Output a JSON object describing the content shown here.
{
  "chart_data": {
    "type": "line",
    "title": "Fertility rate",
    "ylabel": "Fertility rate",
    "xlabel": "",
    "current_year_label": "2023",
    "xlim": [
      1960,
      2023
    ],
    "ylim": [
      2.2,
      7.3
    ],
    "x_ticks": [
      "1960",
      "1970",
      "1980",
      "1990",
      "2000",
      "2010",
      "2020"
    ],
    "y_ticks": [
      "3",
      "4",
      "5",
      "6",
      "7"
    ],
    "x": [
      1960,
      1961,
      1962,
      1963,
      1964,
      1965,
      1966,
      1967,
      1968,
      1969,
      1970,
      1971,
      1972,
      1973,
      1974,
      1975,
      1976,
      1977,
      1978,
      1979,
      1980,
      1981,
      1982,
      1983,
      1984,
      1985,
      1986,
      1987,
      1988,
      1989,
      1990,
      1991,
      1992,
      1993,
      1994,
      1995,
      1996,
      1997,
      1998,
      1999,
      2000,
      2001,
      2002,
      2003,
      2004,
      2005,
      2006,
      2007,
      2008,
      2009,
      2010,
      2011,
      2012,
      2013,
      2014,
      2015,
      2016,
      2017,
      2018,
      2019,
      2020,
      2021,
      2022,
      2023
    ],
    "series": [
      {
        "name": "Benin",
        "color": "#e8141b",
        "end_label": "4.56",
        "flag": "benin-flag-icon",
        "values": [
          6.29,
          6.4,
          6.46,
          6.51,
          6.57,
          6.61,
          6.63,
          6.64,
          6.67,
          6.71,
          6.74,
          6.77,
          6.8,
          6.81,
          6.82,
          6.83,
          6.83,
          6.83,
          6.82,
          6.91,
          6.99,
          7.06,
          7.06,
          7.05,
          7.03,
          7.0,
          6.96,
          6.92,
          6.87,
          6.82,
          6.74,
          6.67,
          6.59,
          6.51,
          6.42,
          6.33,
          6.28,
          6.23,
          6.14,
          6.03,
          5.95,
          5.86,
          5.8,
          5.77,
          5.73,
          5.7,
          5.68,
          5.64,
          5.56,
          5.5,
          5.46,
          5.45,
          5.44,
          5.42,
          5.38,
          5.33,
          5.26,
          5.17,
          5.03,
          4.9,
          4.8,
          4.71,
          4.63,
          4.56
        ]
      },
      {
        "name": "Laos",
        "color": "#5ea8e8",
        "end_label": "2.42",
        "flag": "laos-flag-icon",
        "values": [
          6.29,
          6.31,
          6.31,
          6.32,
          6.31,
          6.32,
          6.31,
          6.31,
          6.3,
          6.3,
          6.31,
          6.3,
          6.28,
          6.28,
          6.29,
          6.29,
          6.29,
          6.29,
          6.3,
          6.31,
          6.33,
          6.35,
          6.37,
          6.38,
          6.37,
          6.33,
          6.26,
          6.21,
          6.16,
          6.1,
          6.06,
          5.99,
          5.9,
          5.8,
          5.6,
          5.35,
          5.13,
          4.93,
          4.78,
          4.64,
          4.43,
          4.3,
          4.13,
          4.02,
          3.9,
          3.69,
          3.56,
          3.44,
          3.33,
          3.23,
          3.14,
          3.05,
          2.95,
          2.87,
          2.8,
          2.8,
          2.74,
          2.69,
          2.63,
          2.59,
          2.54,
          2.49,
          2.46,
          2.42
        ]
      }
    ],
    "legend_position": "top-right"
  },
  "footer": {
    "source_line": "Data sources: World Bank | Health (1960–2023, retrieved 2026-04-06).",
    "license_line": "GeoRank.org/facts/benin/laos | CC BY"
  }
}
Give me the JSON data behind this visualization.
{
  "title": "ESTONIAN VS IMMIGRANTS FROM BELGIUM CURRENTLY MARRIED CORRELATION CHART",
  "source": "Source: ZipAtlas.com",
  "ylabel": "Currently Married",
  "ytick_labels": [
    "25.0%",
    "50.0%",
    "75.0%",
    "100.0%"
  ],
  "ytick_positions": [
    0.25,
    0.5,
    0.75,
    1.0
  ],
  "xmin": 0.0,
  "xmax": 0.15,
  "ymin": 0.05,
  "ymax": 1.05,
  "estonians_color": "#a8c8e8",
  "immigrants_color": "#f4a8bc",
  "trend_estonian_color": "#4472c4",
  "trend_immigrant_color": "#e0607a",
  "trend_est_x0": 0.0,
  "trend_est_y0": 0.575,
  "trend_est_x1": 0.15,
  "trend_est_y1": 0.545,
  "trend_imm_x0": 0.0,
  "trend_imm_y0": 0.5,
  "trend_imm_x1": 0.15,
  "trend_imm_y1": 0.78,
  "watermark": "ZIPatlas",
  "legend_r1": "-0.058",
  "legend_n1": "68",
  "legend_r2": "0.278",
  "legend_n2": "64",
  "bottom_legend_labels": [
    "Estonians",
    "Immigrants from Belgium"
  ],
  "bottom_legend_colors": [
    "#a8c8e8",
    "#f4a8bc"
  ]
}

:::::

Show the lines of the records that include the string "title".

- _THE COMPLETED TASK_:
    "title": "Fertility rate",
  "title": "ESTONIAN VS IMMIGRANTS FROM BELGIUM CURRENTLY MARRIED CORRELATION CHART",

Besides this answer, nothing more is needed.